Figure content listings
+ + + +

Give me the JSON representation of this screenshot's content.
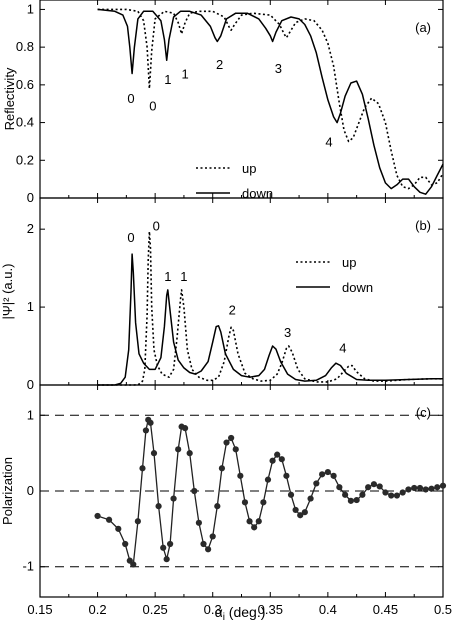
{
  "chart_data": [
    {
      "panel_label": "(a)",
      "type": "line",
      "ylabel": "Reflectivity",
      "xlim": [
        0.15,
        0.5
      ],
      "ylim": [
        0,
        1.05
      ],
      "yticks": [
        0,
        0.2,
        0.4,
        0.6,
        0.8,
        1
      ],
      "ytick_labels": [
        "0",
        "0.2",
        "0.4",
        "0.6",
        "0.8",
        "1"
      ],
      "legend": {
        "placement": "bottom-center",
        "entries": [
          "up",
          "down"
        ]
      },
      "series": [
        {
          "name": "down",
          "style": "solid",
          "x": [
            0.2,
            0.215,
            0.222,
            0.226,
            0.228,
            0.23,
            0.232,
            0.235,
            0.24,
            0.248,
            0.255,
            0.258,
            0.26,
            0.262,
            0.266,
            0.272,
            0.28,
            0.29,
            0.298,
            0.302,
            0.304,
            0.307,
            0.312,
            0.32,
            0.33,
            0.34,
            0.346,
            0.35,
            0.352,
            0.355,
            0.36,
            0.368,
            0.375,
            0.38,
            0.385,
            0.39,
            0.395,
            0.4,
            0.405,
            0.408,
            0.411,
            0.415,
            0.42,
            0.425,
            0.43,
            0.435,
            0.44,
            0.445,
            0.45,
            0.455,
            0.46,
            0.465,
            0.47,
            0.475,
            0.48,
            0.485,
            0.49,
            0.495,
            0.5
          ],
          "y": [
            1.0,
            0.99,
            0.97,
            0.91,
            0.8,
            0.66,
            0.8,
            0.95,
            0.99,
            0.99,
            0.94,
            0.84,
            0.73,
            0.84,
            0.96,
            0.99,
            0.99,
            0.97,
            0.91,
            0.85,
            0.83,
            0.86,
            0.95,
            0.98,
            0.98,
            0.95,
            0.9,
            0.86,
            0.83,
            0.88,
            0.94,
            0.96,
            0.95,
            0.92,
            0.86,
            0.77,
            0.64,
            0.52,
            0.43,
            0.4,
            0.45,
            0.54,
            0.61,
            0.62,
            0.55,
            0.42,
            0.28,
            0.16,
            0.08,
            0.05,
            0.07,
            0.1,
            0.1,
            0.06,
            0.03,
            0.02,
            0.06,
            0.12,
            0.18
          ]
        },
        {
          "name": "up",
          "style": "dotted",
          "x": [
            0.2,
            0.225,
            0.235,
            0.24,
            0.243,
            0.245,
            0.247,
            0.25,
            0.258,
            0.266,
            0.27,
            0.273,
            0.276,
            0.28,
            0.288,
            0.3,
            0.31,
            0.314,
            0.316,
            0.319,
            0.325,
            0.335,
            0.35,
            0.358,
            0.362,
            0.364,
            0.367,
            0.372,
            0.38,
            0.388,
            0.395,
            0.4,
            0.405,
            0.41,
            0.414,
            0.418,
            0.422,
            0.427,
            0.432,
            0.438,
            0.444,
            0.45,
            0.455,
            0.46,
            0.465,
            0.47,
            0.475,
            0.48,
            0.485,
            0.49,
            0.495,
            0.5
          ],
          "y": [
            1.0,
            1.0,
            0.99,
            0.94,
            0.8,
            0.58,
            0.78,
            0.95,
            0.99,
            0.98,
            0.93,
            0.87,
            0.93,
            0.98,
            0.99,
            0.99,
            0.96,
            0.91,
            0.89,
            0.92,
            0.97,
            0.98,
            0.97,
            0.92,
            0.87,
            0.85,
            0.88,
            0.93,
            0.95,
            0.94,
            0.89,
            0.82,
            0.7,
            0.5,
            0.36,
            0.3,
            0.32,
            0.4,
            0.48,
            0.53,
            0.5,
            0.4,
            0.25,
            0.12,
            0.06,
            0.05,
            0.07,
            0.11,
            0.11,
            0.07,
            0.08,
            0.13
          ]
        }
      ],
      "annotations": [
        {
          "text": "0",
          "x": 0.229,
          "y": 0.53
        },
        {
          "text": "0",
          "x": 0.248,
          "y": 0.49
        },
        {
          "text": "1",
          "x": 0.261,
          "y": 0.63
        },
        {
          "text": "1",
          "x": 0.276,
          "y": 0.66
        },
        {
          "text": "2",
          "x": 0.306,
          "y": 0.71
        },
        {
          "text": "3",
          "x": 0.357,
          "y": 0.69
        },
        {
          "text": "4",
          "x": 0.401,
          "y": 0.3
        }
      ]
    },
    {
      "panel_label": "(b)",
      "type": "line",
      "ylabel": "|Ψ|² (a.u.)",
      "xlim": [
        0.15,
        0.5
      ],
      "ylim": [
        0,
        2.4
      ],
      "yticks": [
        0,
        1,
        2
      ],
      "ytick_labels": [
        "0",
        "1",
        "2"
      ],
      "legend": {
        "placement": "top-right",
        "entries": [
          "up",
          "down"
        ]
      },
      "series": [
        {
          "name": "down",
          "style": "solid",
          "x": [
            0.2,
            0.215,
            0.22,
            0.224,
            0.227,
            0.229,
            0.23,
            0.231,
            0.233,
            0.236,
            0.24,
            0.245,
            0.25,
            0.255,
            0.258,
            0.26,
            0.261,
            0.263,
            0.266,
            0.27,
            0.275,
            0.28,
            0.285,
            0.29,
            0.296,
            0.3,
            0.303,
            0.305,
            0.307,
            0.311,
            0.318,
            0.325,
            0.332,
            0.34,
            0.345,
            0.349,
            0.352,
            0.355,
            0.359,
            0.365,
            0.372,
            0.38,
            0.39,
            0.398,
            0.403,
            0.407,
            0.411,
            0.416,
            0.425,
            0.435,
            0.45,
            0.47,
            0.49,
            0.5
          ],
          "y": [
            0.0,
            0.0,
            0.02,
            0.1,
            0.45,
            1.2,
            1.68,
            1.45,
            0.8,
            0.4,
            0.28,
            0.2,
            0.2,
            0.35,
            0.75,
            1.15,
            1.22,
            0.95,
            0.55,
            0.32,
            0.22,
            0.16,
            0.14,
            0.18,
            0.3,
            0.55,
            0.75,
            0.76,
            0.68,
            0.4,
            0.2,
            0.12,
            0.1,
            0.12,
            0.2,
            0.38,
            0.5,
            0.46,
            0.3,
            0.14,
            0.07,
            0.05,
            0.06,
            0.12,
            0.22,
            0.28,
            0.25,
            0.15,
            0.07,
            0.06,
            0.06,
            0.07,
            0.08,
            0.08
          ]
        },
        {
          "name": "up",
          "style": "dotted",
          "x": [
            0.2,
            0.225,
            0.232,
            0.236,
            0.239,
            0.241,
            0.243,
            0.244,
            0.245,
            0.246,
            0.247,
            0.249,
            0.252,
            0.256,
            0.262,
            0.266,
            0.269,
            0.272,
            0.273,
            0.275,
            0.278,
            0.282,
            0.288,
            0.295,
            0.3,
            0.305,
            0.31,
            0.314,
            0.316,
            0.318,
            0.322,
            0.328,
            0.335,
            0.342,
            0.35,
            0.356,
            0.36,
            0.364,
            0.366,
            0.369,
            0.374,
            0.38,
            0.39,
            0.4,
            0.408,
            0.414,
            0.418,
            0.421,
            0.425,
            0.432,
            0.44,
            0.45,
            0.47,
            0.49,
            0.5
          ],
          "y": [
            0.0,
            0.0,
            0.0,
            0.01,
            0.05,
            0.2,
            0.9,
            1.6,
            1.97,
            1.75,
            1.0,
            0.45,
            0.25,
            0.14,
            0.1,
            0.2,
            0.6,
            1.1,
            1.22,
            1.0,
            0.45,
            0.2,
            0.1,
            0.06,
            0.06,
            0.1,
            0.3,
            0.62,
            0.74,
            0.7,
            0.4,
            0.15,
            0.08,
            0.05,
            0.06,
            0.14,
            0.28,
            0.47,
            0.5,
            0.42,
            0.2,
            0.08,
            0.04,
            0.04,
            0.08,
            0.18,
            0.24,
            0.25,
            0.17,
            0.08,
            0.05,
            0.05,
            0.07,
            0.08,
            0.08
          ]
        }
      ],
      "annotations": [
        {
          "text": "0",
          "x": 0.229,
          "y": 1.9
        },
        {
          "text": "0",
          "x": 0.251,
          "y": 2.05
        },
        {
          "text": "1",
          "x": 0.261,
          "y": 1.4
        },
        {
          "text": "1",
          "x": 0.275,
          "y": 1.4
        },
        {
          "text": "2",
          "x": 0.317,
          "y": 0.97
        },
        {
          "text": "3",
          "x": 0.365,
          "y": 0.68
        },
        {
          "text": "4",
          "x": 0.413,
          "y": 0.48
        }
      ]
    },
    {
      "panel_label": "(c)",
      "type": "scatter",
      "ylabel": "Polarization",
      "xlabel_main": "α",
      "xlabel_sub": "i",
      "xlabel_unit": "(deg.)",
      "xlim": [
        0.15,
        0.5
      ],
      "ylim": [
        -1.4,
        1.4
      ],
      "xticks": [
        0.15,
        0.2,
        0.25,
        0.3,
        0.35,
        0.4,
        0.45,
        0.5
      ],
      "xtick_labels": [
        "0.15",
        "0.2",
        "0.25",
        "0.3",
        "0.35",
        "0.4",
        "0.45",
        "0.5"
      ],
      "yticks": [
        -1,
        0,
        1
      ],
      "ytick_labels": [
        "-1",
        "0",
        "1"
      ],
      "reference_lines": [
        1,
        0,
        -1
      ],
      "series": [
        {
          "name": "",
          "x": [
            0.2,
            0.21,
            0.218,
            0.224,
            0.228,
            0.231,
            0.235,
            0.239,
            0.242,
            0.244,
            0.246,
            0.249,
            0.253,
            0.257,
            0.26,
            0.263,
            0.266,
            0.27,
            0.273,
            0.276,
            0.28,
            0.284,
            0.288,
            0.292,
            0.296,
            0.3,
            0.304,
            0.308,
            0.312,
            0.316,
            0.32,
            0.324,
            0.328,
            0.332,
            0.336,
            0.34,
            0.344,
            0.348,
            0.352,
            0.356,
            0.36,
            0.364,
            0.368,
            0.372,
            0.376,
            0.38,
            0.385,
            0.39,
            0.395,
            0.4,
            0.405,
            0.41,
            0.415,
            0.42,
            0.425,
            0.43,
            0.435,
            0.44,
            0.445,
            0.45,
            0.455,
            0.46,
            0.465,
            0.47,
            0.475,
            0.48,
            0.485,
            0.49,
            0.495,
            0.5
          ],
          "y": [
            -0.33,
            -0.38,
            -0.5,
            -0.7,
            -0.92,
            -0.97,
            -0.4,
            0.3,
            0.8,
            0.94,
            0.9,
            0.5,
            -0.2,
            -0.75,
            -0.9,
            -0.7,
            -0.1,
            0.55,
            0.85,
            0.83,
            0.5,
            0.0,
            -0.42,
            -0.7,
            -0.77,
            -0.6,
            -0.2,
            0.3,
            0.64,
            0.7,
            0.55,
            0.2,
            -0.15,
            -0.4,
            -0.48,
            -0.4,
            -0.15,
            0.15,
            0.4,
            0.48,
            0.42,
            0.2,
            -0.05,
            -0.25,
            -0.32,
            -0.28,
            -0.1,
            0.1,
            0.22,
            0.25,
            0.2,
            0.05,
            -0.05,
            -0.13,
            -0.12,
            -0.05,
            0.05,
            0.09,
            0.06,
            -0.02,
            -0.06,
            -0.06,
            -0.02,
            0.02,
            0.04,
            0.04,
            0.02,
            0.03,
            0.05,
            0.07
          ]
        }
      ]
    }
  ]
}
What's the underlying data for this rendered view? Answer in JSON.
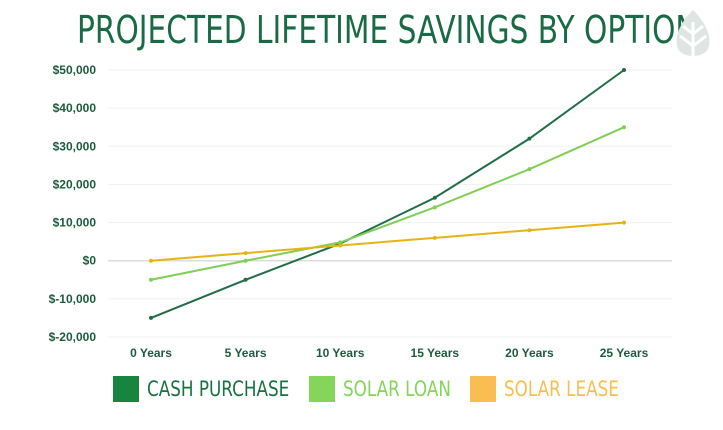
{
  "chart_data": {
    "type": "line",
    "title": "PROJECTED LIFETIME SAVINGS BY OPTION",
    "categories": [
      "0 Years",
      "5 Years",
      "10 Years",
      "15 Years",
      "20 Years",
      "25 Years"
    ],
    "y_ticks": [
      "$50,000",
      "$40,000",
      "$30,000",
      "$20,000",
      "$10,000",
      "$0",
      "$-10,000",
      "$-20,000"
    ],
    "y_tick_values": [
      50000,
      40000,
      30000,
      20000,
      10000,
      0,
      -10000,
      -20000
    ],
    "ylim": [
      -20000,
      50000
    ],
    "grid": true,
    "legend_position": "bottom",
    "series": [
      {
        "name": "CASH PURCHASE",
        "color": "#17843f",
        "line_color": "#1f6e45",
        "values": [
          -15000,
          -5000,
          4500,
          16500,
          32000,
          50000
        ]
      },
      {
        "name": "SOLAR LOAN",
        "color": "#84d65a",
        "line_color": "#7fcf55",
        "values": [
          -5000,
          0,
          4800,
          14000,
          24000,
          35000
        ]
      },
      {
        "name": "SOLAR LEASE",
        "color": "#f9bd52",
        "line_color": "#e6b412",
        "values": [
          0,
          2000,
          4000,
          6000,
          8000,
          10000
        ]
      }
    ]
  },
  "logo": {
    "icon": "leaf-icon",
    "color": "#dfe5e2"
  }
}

+ + + +

Find how many lines in the records contain the string "this", then give the number alone.

Task answer:
2